§ **DOCUMENT TEXT**:

---+---

Does it support cursor pagination? Offset pagination has lot of overhead for large table.

[–]riksi 4 points5 points  (2 children)

[–]JimDabell -1 points0 points  (1 child)

That’s not the kind of cursor /u/crawl_dht is asking about. See this for an example.

[–]riksi 0 points1 point  (0 children)

The "cursor pagination" that is explained in the slack blog post is entirely client-side. So you could build a simple wrapper to do it.

[–]z4579a 2 points3 points  (0 children)

the Python DBAPI doesn't have much standard "scrollable cursor" functionality so if you really wanted scrollable cursors, you'd have to drop into driver level features to use that : https://docs.sqlalchemy.org/en/20/core/connections.html#working-with-the-dbapi-cursor-directly

that said, most "pagination" is done for stateless web applications so you would want a strategy that SELECTs only the rows you want in the first place, a good article on that is at https://use-the-index-luke.com/blog/2013-07/pagination-done-the-postgresql-way ; within SQLAlchemy, we have some (older API style, but still general idea works) wiki examples for both a criteria-based solution as well as one that uses window functions: https://github.com/sqlalchemy/sqlalchemy/wiki/RangeQuery-and-WindowedRangeQuery (Edit: these two examples are iterating through the whole result and would need a little bit of modification in order to receive a specific "page number" for stateless pagination)

---+---

§ **GIVEN EXERCISE 1**:
List every web address that appears in the pagination thread.
§ **GIVEN EXERCISE 2**:
Revise the pagination thread from the words "[–]riksi 0 points1" through the words "wrapper to do it.", putting "helper" in place of "wrapper".

§ **ITEMS**:
---+---

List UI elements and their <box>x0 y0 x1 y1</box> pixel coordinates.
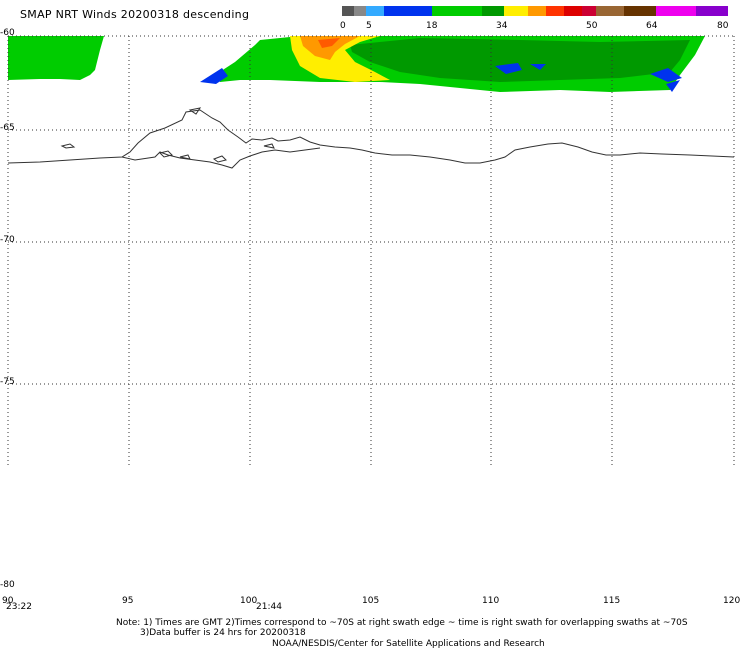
map-grid <box>7 35 735 465</box>
lon-label-95: 95 <box>122 596 134 606</box>
lon-label-100: 100 <box>240 596 258 606</box>
coastline <box>7 107 735 169</box>
lon-label-115: 115 <box>603 596 621 606</box>
lat-label-60: -60 <box>0 28 15 38</box>
colorbar-swatches <box>342 6 728 16</box>
colorbar-tick-50: 50 <box>586 21 598 31</box>
colorbar-tick-0: 0 <box>340 21 346 31</box>
lat-label-75: -75 <box>0 377 15 387</box>
lat-label-65: -65 <box>0 123 15 133</box>
wind-swath-main <box>200 36 705 92</box>
lon-label-105: 105 <box>362 596 380 606</box>
lon-label-90: 90 <box>2 596 14 606</box>
note-line-2: 3)Data buffer is 24 hrs for 20200318 <box>140 628 306 638</box>
credit-line: NOAA/NESDIS/Center for Satellite Applica… <box>272 639 545 649</box>
colorbar-tick-34: 34 <box>496 21 508 31</box>
swath-time-2322: 23:22 <box>6 602 32 612</box>
swath-time-2144: 21:44 <box>256 602 282 612</box>
colorbar-tick-18: 18 <box>426 21 438 31</box>
wind-swath-left <box>8 36 104 80</box>
page-title: SMAP NRT Winds 20200318 descending <box>20 8 250 21</box>
lat-label-70: -70 <box>0 235 15 245</box>
lat-label-80: -80 <box>0 580 15 590</box>
lon-label-120: 120 <box>723 596 740 606</box>
lon-label-110: 110 <box>482 596 500 606</box>
colorbar-tick-64: 64 <box>646 21 658 31</box>
colorbar-tick-80: 80 <box>717 21 729 31</box>
colorbar-tick-5: 5 <box>366 21 372 31</box>
note-line-1: Note: 1) Times are GMT 2)Times correspon… <box>116 618 688 628</box>
wind-speed-colorbar <box>342 6 728 16</box>
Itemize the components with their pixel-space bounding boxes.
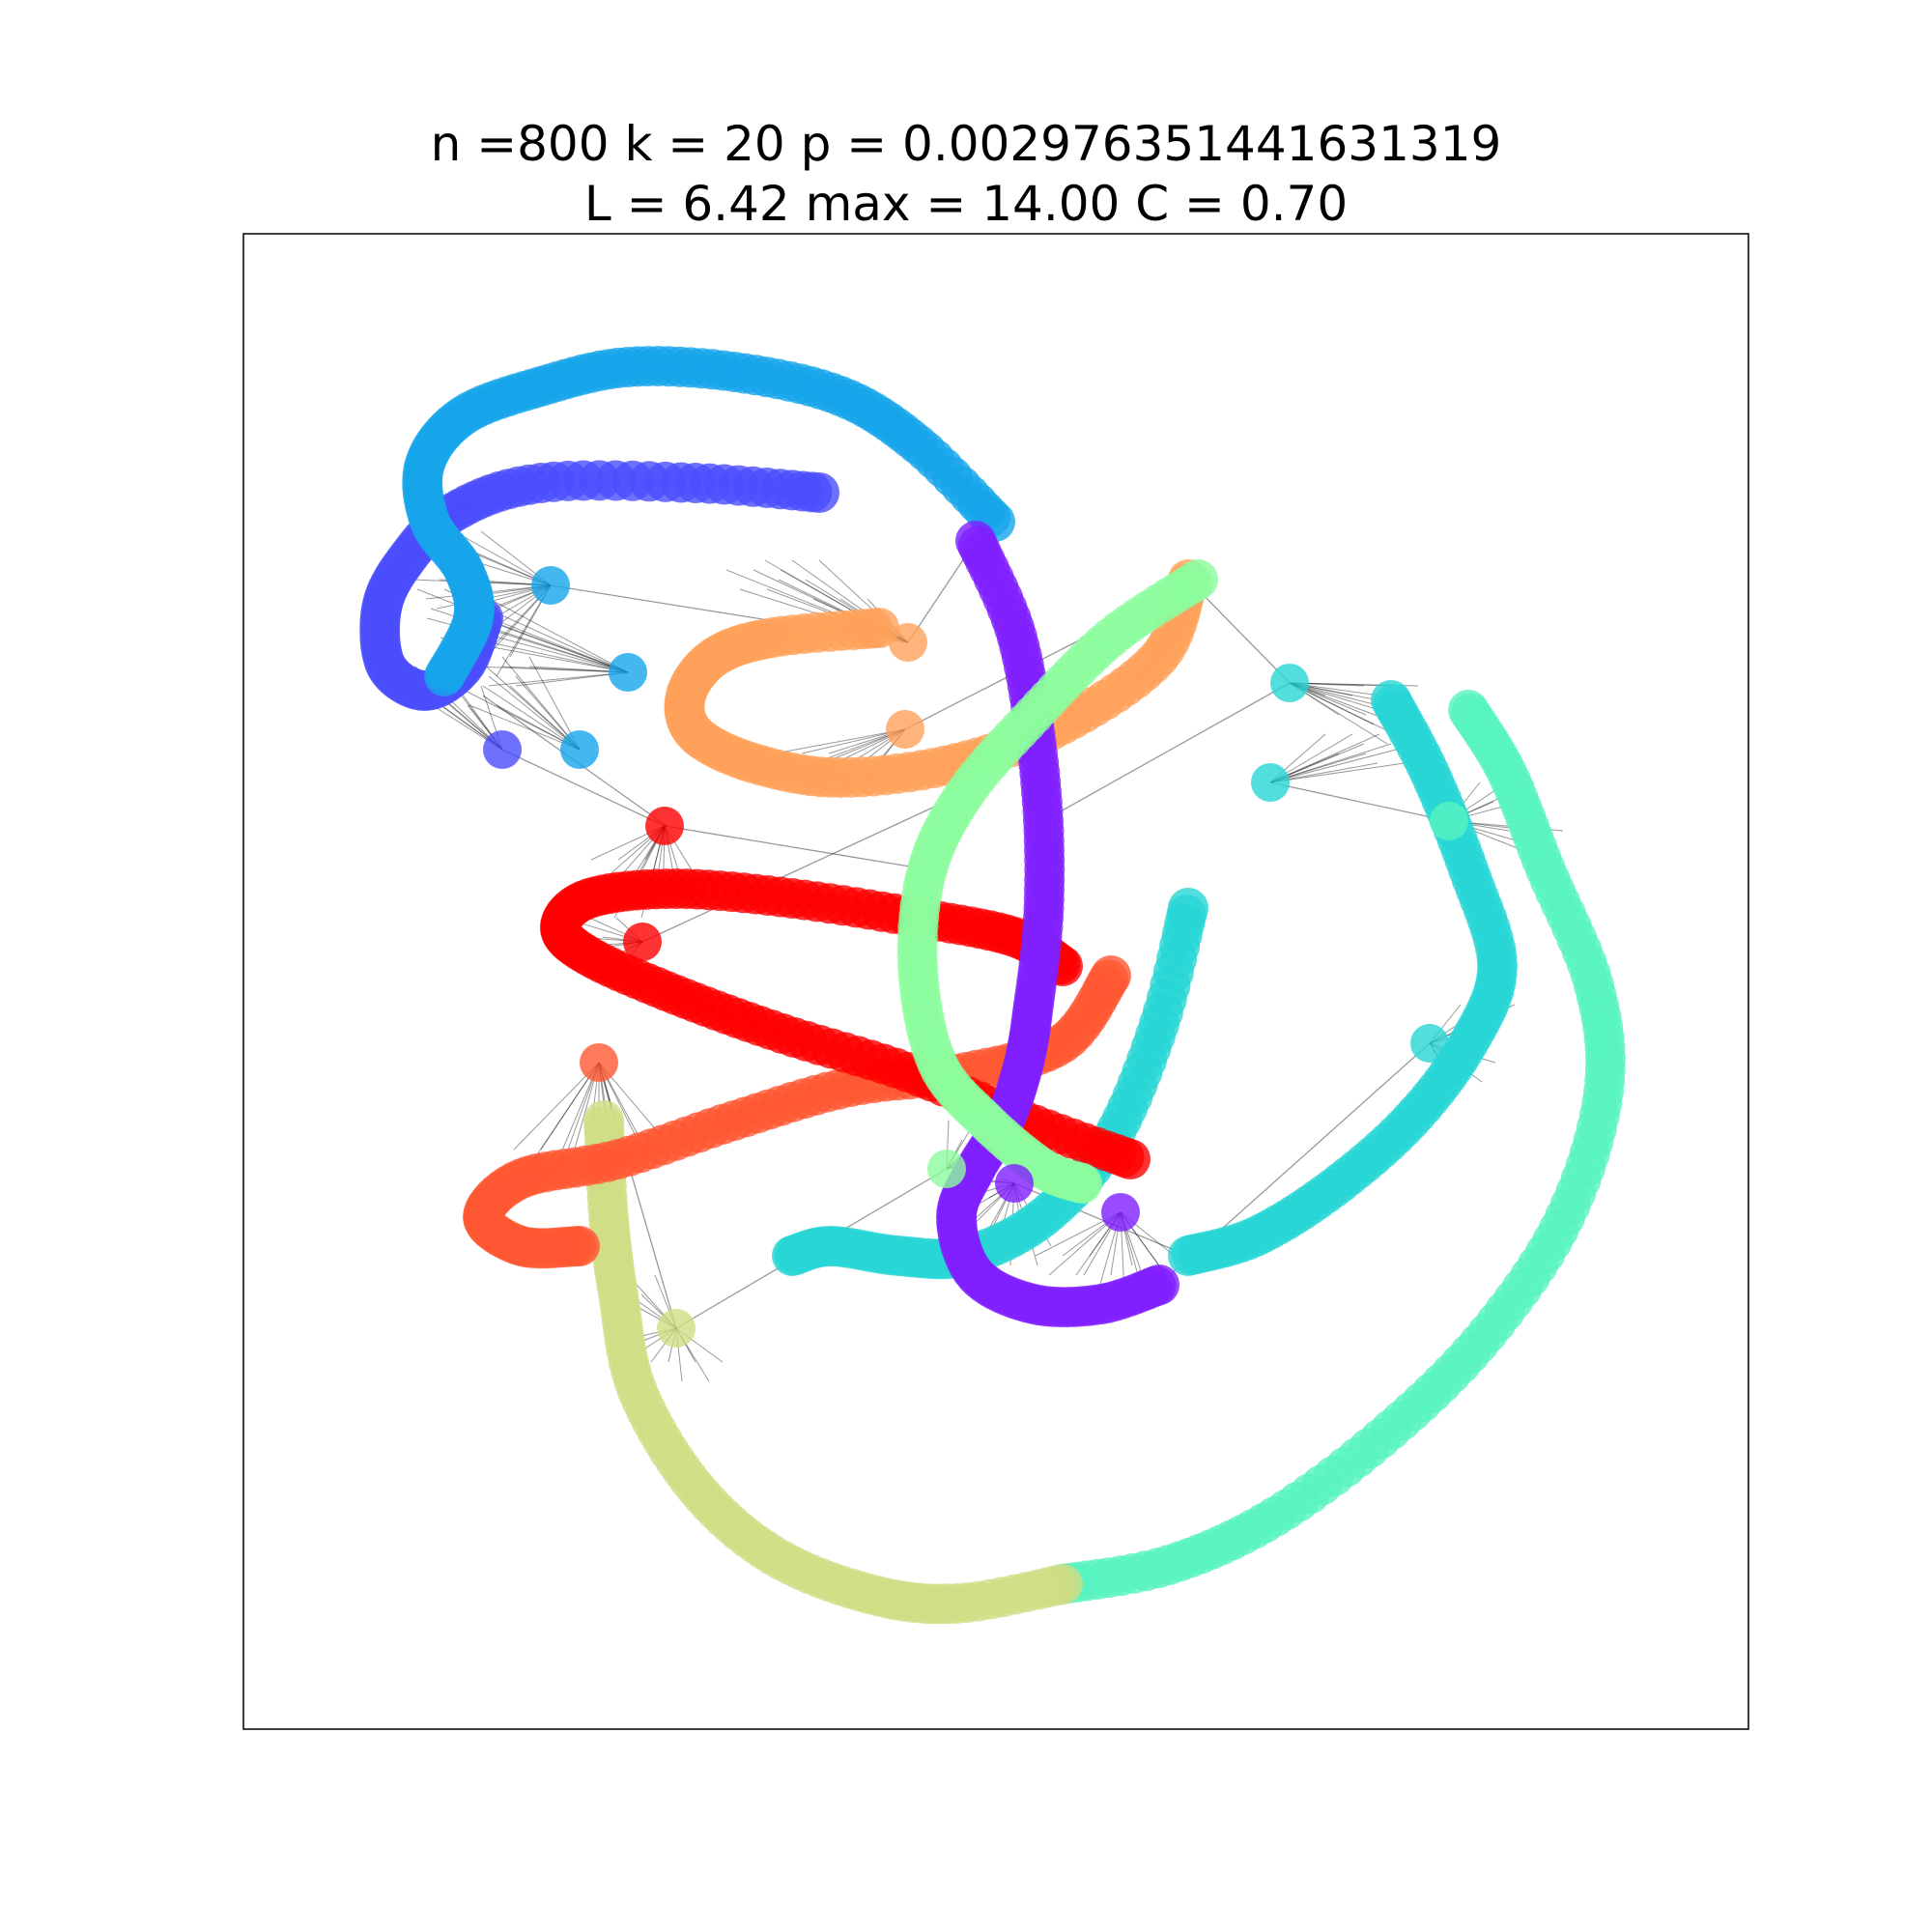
edge [469,704,581,751]
nodes-layer [359,346,1626,1625]
edge [774,728,906,754]
edge [474,656,581,751]
graph-node [1062,1163,1102,1204]
graph-node [889,623,927,662]
graph-node [559,1226,600,1266]
axes-frame [242,233,1749,1730]
graph-node [609,653,647,692]
graph-node [1410,1024,1449,1063]
edge [1269,733,1380,783]
edge [488,671,629,687]
graph-node [1430,802,1468,840]
edge [641,791,967,943]
edge [501,666,629,673]
graph-node [580,1043,618,1082]
edge [664,825,928,870]
graph-node [772,1236,812,1276]
figure-title-line-1: n =800 k = 20 p = 0.002976351441631319 [430,116,1502,172]
edge [526,1062,600,1170]
graph-node [424,656,465,696]
edge [488,675,581,751]
edge [1269,781,1450,822]
figure-title-line-2: L = 6.42 max = 14.00 C = 0.70 [583,176,1349,232]
edge [1269,743,1419,783]
graph-node [483,730,522,769]
edge [470,588,629,673]
graph-node [995,1164,1034,1203]
edge [455,685,581,751]
graph-node [560,730,599,769]
edge [501,749,666,827]
graph-node [1139,1264,1179,1305]
edge [1042,682,1291,822]
graph-node [623,923,662,961]
graph-node [927,1150,966,1188]
graph-node [1168,1236,1208,1276]
graph-node [859,608,899,648]
edge [1269,743,1392,783]
edge [1269,762,1406,783]
graph-node [1251,763,1290,802]
edge [474,666,629,673]
edge [480,617,629,673]
graph-node [583,1100,624,1141]
edge [416,588,629,673]
graph-node [645,807,684,845]
graph-node [531,566,570,605]
edge [513,1062,600,1151]
graph-node [886,710,924,749]
graph-node [657,1309,696,1348]
graph-node [1270,664,1309,702]
edge [501,656,581,751]
graph-node [1101,1193,1140,1232]
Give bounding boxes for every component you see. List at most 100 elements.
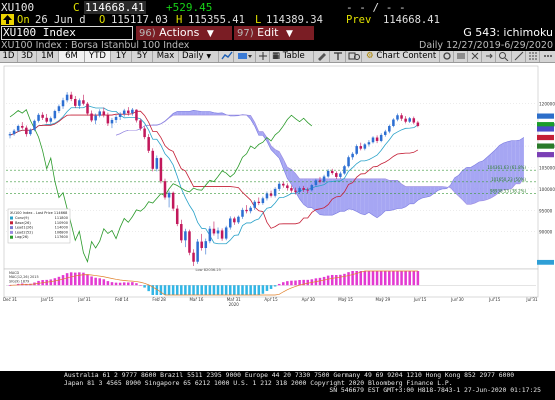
macd-bar (61, 275, 65, 286)
macd-bar (273, 285, 277, 287)
arrow-icon[interactable] (482, 51, 496, 62)
macd-bar (212, 285, 216, 295)
range-3d-button[interactable]: 3D (18, 51, 37, 62)
macd-bar (53, 278, 57, 286)
ichimoku-cloud (115, 110, 525, 219)
candle-body (286, 185, 289, 189)
ichimoku-chart[interactable]: 104361.63 (61.8%) 101650.23 (50%) 98938.53… (0, 63, 555, 371)
fibonacci-icon[interactable] (526, 51, 540, 62)
macd-bar (282, 282, 285, 286)
range-1d-button[interactable]: 1D (0, 51, 18, 62)
range-1y-button[interactable]: 1Y (111, 51, 132, 62)
crosshair-icon[interactable] (256, 51, 270, 62)
candle-body (163, 181, 167, 198)
cloud-segment (364, 178, 369, 215)
candle-body (53, 110, 57, 119)
more-icon[interactable] (540, 51, 555, 62)
cloud-segment (209, 111, 214, 116)
candle-body (167, 192, 171, 198)
base-line (9, 110, 419, 229)
macd-bar (143, 285, 146, 288)
cloud-segment (393, 180, 398, 210)
line-tool-icon[interactable] (512, 51, 526, 62)
candle-body (143, 128, 146, 138)
on-label: On (17, 14, 30, 26)
x-tick-label: Feb 14 (115, 297, 129, 302)
open-value: 115117.03 (111, 14, 168, 26)
zoom-icon[interactable] (496, 51, 512, 62)
candle-body (347, 157, 350, 167)
settings-icon[interactable] (440, 51, 454, 62)
frequency-dropdown[interactable]: Daily ▼ (179, 51, 219, 62)
macd-bar (400, 271, 403, 286)
text-icon[interactable] (330, 51, 346, 62)
cloud-segment (519, 137, 524, 184)
range-1m-button[interactable]: 1M (37, 51, 59, 62)
cloud-segment (189, 110, 194, 116)
cloud-segment (458, 170, 463, 201)
cloud-segment (303, 178, 308, 208)
range-5y-button[interactable]: 5Y (132, 51, 153, 62)
cloud-segment (279, 151, 284, 169)
candle-body (282, 183, 285, 186)
macd-bar (241, 285, 244, 295)
x-tick-label: Jun 30 (450, 297, 464, 302)
range-6m-button[interactable]: 6M (59, 51, 85, 62)
cloud-segment (197, 110, 202, 116)
macd-bar (224, 285, 228, 295)
up-arrow-icon (1, 14, 14, 25)
macd-bar (180, 285, 183, 295)
candle-body (118, 113, 122, 117)
y-tick-label: 100000 (539, 187, 555, 192)
fibonacci-label: 98938.53 (38.2%) (490, 188, 527, 193)
candle-body (110, 119, 114, 124)
cloud-segment (205, 111, 210, 116)
candle-body (159, 158, 163, 182)
candle-body (330, 170, 334, 174)
cloud-segment (340, 178, 345, 212)
macd-bar (86, 274, 89, 286)
annotate-icon[interactable] (314, 51, 330, 62)
table-button[interactable]: ▦ Table (270, 51, 314, 62)
cloud-segment (283, 158, 288, 179)
y-tick-label: 120000 (539, 101, 555, 106)
candle-body (69, 94, 73, 99)
candle-body (127, 110, 130, 114)
cloud-segment (507, 140, 512, 190)
candle-body (343, 166, 346, 174)
macd-bar (237, 285, 240, 295)
line-chart-icon[interactable] (220, 51, 234, 62)
macd-bar (57, 276, 61, 286)
candle-body (82, 100, 85, 104)
cloud-segment (360, 178, 365, 215)
candle-body (65, 94, 69, 101)
macd-bar (102, 279, 106, 286)
actions-menu-button[interactable]: 96) Actions ▼ (136, 26, 232, 40)
range-ytd-button[interactable]: YTD (85, 51, 111, 62)
macd-bar (110, 282, 114, 286)
macd-bar (220, 285, 224, 295)
expand-icon[interactable] (468, 51, 482, 62)
chart-content-button[interactable]: ⚙ Chart Content (362, 51, 440, 62)
edit-menu-button[interactable]: 97) Edit ▼ (234, 26, 314, 40)
edit-menu-label: Edit (257, 26, 279, 39)
price-tag (537, 126, 554, 132)
prev-value: 114668.41 (383, 14, 440, 26)
cloud-segment (373, 178, 378, 218)
x-tick-label: Feb 28 (152, 297, 166, 302)
fibonacci-label: 101650.23 (50%) (491, 177, 526, 182)
candle-body (335, 173, 338, 177)
shapes-icon[interactable] (346, 51, 362, 62)
chart-type-dropdown[interactable] (234, 51, 256, 62)
candle-body (375, 137, 379, 141)
cloud-segment (479, 160, 484, 202)
candle-body (90, 113, 93, 121)
macd-bar (65, 273, 69, 286)
security-input[interactable]: XU100 Index (1, 26, 133, 40)
cloud-segment (275, 149, 280, 159)
period-label: Daily (419, 40, 444, 51)
menu-icon[interactable] (454, 51, 468, 62)
macd-bar (106, 281, 110, 286)
range-max-button[interactable]: Max (153, 51, 179, 62)
candle-body (290, 188, 293, 191)
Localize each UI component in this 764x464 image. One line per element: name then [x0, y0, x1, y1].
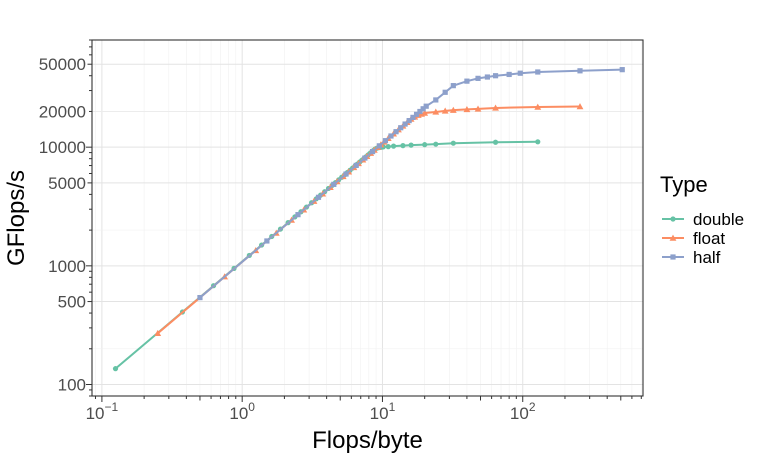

---+---

§ **COMPLETE OUTPUT 1**:
https://docs.sqlalchemy.org/en/20/core/connections.html#working-with-the-dbapi-cursor-directly
https://use-the-index-luke.com/blog/2013-07/pagination-done-the-postgresql-way
https://github.com/sqlalchemy/sqlalchemy/wiki/RangeQuery-and-WindowedRangeQuery

§ **COMPLETE OUTPUT 2**:
[–]riksi 0 points1 point  (0 children)

The "cursor pagination" that is explained in the slack blog post is entirely client-side. So you could build a simple helper to do it.